◆ What the task requires: Please state how many lines in the records contain the string "geltz", with no words besides the number.

---*---

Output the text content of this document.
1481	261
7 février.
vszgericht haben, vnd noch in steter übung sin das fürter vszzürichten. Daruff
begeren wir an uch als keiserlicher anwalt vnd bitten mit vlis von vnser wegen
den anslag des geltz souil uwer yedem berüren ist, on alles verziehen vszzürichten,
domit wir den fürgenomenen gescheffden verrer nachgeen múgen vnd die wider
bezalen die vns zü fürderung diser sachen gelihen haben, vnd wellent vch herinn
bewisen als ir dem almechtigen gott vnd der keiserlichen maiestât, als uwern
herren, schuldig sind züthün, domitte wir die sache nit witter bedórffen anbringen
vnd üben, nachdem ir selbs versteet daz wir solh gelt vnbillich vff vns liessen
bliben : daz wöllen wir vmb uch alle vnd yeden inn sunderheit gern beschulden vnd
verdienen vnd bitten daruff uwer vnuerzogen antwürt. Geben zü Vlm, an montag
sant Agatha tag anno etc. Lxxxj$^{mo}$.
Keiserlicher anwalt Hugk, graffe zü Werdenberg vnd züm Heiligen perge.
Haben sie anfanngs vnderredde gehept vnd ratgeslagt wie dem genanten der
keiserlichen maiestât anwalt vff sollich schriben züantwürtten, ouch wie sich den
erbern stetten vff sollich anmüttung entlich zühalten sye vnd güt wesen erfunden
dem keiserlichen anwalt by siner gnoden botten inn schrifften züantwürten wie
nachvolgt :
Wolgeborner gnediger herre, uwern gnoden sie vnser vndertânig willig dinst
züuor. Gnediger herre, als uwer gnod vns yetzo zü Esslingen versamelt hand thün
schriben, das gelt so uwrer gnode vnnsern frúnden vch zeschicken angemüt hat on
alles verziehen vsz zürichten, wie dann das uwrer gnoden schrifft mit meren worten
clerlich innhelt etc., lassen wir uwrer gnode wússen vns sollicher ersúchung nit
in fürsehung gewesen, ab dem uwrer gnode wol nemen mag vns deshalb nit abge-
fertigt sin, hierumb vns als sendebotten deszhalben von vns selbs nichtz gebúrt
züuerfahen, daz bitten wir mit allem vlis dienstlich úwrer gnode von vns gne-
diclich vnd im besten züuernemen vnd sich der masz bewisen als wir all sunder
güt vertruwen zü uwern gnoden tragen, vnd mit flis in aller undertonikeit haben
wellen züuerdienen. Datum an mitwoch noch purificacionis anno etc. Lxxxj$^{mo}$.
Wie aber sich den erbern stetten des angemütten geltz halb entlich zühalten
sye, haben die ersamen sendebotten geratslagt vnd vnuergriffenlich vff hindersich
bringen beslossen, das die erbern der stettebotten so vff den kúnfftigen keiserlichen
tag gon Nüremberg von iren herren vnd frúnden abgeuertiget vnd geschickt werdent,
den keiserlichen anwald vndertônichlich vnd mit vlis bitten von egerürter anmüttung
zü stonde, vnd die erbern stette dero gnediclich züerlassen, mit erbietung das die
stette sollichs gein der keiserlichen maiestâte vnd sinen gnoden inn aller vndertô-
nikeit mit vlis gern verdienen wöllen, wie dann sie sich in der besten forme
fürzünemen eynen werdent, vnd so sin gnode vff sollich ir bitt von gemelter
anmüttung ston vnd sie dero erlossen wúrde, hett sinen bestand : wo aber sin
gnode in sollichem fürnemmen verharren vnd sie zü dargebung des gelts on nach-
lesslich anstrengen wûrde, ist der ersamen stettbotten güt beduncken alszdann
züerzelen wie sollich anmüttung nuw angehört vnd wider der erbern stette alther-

---*---

◆ Expected answer: 2